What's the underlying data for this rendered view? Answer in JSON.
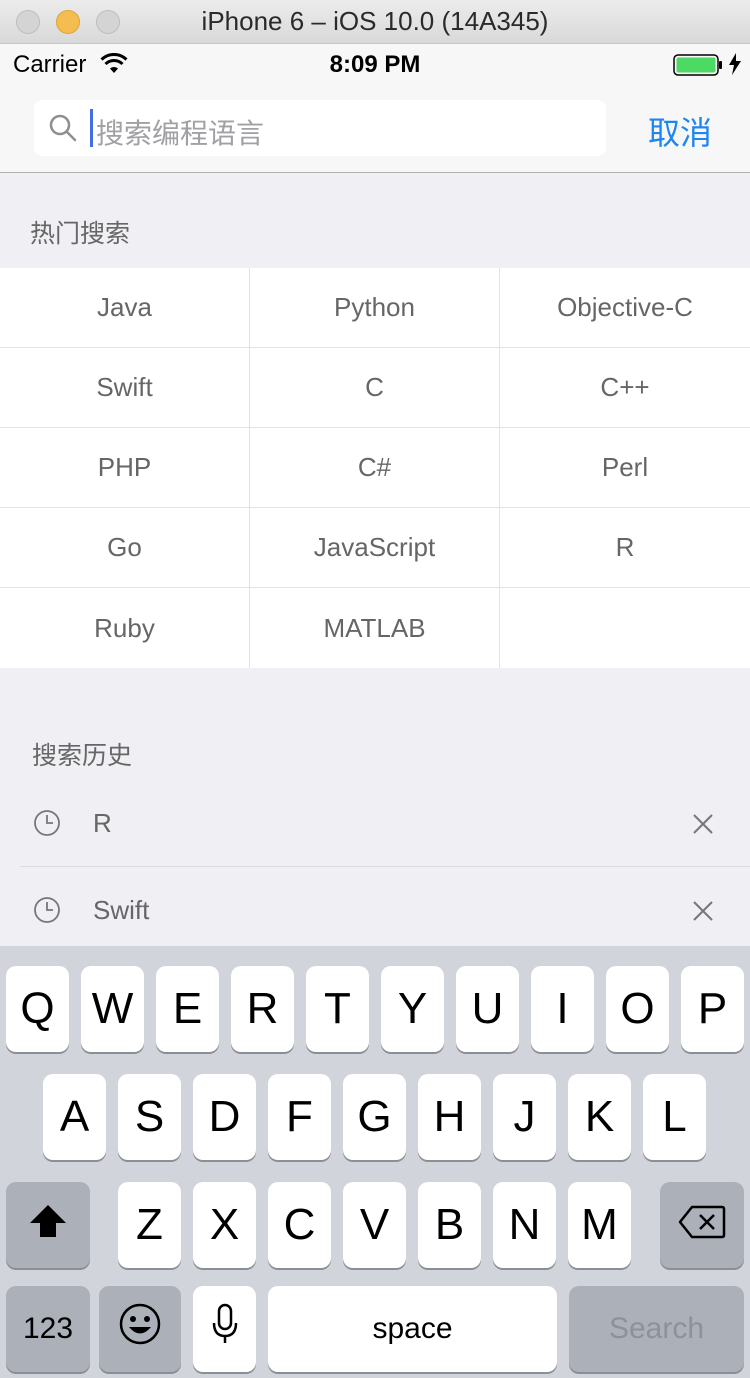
{
  "simulator": {
    "title": "iPhone 6 – iOS 10.0 (14A345)"
  },
  "status_bar": {
    "carrier": "Carrier",
    "time": "8:09 PM",
    "battery_color": "#4cd964"
  },
  "search": {
    "placeholder": "搜索编程语言",
    "cancel_label": "取消",
    "accent": "#1f86f0"
  },
  "hot_section": {
    "title": "热门搜索",
    "items": [
      "Java",
      "Python",
      "Objective-C",
      "Swift",
      "C",
      "C++",
      "PHP",
      "C#",
      "Perl",
      "Go",
      "JavaScript",
      "R",
      "Ruby",
      "MATLAB",
      ""
    ]
  },
  "history_section": {
    "title": "搜索历史",
    "items": [
      {
        "label": "R",
        "icon": "clock-icon",
        "action_icon": "close-icon"
      },
      {
        "label": "Swift",
        "icon": "clock-icon",
        "action_icon": "close-icon"
      }
    ]
  },
  "keyboard": {
    "row1": [
      "Q",
      "W",
      "E",
      "R",
      "T",
      "Y",
      "U",
      "I",
      "O",
      "P"
    ],
    "row2": [
      "A",
      "S",
      "D",
      "F",
      "G",
      "H",
      "J",
      "K",
      "L"
    ],
    "row3": [
      "Z",
      "X",
      "C",
      "V",
      "B",
      "N",
      "M"
    ],
    "numbers_label": "123",
    "space_label": "space",
    "search_label": "Search",
    "shift_icon": "shift-icon",
    "delete_icon": "backspace-icon",
    "emoji_icon": "emoji-icon",
    "mic_icon": "microphone-icon"
  }
}
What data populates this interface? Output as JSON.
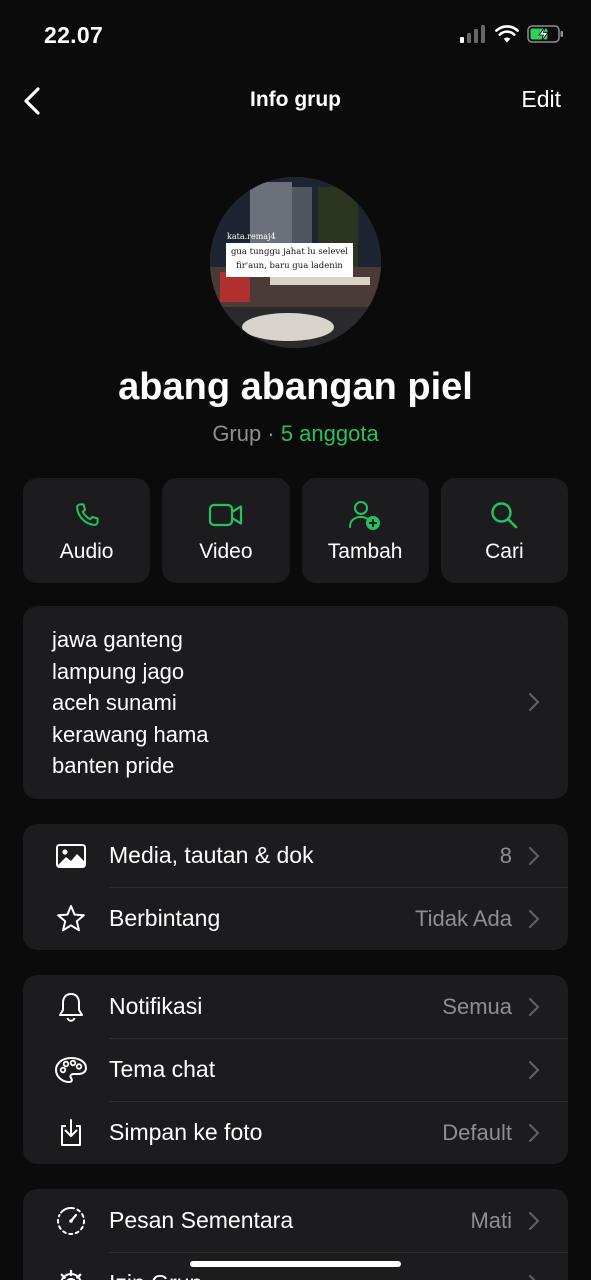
{
  "status_bar": {
    "time": "22.07"
  },
  "nav": {
    "title": "Info grup",
    "edit_label": "Edit"
  },
  "avatar": {
    "watermark": "kata.remaj4",
    "caption_line1": "gua tunggu jahat lu selevel",
    "caption_line2": "fir'aun, baru gua ladenin"
  },
  "group": {
    "name": "abang abangan piel",
    "type_label": "Grup",
    "separator": "·",
    "members_label": "5 anggota"
  },
  "actions": [
    {
      "label": "Audio",
      "icon": "phone-icon"
    },
    {
      "label": "Video",
      "icon": "video-icon"
    },
    {
      "label": "Tambah",
      "icon": "add-person-icon"
    },
    {
      "label": "Cari",
      "icon": "search-icon"
    }
  ],
  "description": {
    "lines": [
      "jawa ganteng",
      "lampung jago",
      "aceh sunami",
      "kerawang hama",
      "banten pride"
    ]
  },
  "media_section": [
    {
      "label": "Media, tautan & dok",
      "value": "8",
      "icon": "photo-icon"
    },
    {
      "label": "Berbintang",
      "value": "Tidak Ada",
      "icon": "star-icon"
    }
  ],
  "settings_section": [
    {
      "label": "Notifikasi",
      "value": "Semua",
      "icon": "bell-icon"
    },
    {
      "label": "Tema chat",
      "value": "",
      "icon": "palette-icon"
    },
    {
      "label": "Simpan ke foto",
      "value": "Default",
      "icon": "download-icon"
    }
  ],
  "privacy_section": [
    {
      "label": "Pesan Sementara",
      "value": "Mati",
      "icon": "timer-icon"
    },
    {
      "label": "Izin Grup",
      "value": "",
      "icon": "gear-icon"
    }
  ],
  "colors": {
    "accent": "#25c25f",
    "card": "#1c1c1e",
    "background": "#0b0b0b",
    "secondary_text": "#8e8e93"
  }
}
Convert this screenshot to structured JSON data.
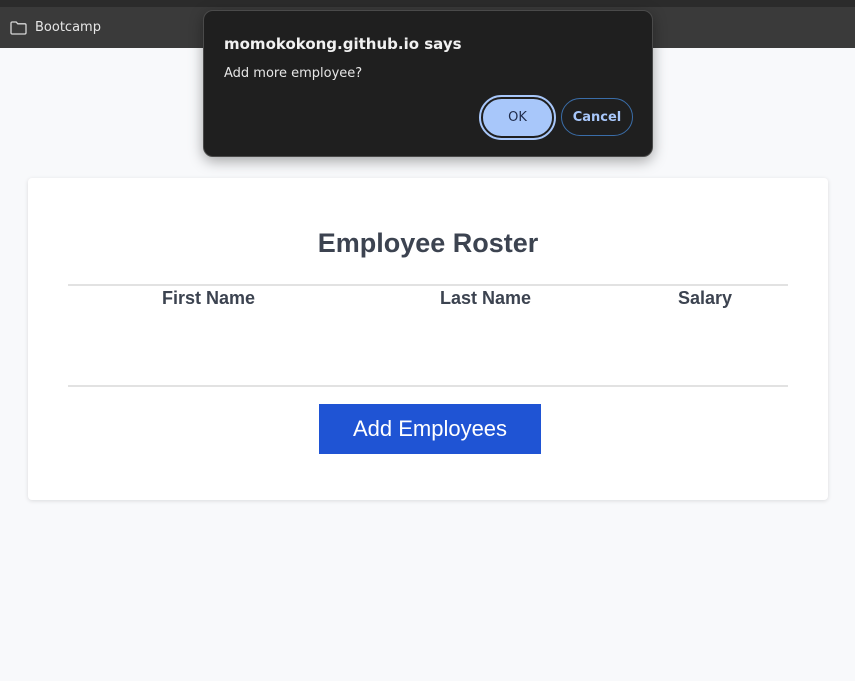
{
  "bookmarks_bar": {
    "items": [
      {
        "label": "Bootcamp",
        "icon": "folder-icon"
      }
    ]
  },
  "dialog": {
    "title": "momokokong.github.io says",
    "message": "Add more employee?",
    "ok_label": "OK",
    "cancel_label": "Cancel",
    "accent_color": "#a8c7fa"
  },
  "roster": {
    "title": "Employee Roster",
    "columns": [
      "First Name",
      "Last Name",
      "Salary"
    ],
    "rows": [],
    "add_button_label": "Add Employees",
    "button_color": "#1f54d4"
  }
}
──────────
**Directions for this task:** Write out each line again precisely as it appears, skipping every picture.

**The output:**
What's the underlying data for this rendered view? Answer in JSON.
{
  "simulator": {
    "title": "iPhone 6 – iOS 10.0 (14A345)"
  },
  "status_bar": {
    "carrier": "Carrier",
    "time": "8:09 PM",
    "battery_color": "#4cd964"
  },
  "search": {
    "placeholder": "搜索编程语言",
    "cancel_label": "取消",
    "accent": "#1f86f0"
  },
  "hot_section": {
    "title": "热门搜索",
    "items": [
      "Java",
      "Python",
      "Objective-C",
      "Swift",
      "C",
      "C++",
      "PHP",
      "C#",
      "Perl",
      "Go",
      "JavaScript",
      "R",
      "Ruby",
      "MATLAB",
      ""
    ]
  },
  "history_section": {
    "title": "搜索历史",
    "items": [
      {
        "label": "R",
        "icon": "clock-icon",
        "action_icon": "close-icon"
      },
      {
        "label": "Swift",
        "icon": "clock-icon",
        "action_icon": "close-icon"
      }
    ]
  },
  "keyboard": {
    "row1": [
      "Q",
      "W",
      "E",
      "R",
      "T",
      "Y",
      "U",
      "I",
      "O",
      "P"
    ],
    "row2": [
      "A",
      "S",
      "D",
      "F",
      "G",
      "H",
      "J",
      "K",
      "L"
    ],
    "row3": [
      "Z",
      "X",
      "C",
      "V",
      "B",
      "N",
      "M"
    ],
    "numbers_label": "123",
    "space_label": "space",
    "search_label": "Search",
    "shift_icon": "shift-icon",
    "delete_icon": "backspace-icon",
    "emoji_icon": "emoji-icon",
    "mic_icon": "microphone-icon"
  }
}
What data populates this interface? Output as JSON.
{
  "status_bar": {
    "time": "22.07"
  },
  "nav": {
    "title": "Info grup",
    "edit_label": "Edit"
  },
  "avatar": {
    "watermark": "kata.remaj4",
    "caption_line1": "gua tunggu jahat lu selevel",
    "caption_line2": "fir'aun, baru gua ladenin"
  },
  "group": {
    "name": "abang abangan piel",
    "type_label": "Grup",
    "separator": "·",
    "members_label": "5 anggota"
  },
  "actions": [
    {
      "label": "Audio",
      "icon": "phone-icon"
    },
    {
      "label": "Video",
      "icon": "video-icon"
    },
    {
      "label": "Tambah",
      "icon": "add-person-icon"
    },
    {
      "label": "Cari",
      "icon": "search-icon"
    }
  ],
  "description": {
    "lines": [
      "jawa ganteng",
      "lampung jago",
      "aceh sunami",
      "kerawang hama",
      "banten pride"
    ]
  },
  "media_section": [
    {
      "label": "Media, tautan & dok",
      "value": "8",
      "icon": "photo-icon"
    },
    {
      "label": "Berbintang",
      "value": "Tidak Ada",
      "icon": "star-icon"
    }
  ],
  "settings_section": [
    {
      "label": "Notifikasi",
      "value": "Semua",
      "icon": "bell-icon"
    },
    {
      "label": "Tema chat",
      "value": "",
      "icon": "palette-icon"
    },
    {
      "label": "Simpan ke foto",
      "value": "Default",
      "icon": "download-icon"
    }
  ],
  "privacy_section": [
    {
      "label": "Pesan Sementara",
      "value": "Mati",
      "icon": "timer-icon"
    },
    {
      "label": "Izin Grup",
      "value": "",
      "icon": "gear-icon"
    }
  ],
  "colors": {
    "accent": "#25c25f",
    "card": "#1c1c1e",
    "background": "#0b0b0b",
    "secondary_text": "#8e8e93"
  }
}
Convert this screenshot to structured JSON data.
{
  "bookmarks_bar": {
    "items": [
      {
        "label": "Bootcamp",
        "icon": "folder-icon"
      }
    ]
  },
  "dialog": {
    "title": "momokokong.github.io says",
    "message": "Add more employee?",
    "ok_label": "OK",
    "cancel_label": "Cancel",
    "accent_color": "#a8c7fa"
  },
  "roster": {
    "title": "Employee Roster",
    "columns": [
      "First Name",
      "Last Name",
      "Salary"
    ],
    "rows": [],
    "add_button_label": "Add Employees",
    "button_color": "#1f54d4"
  }
}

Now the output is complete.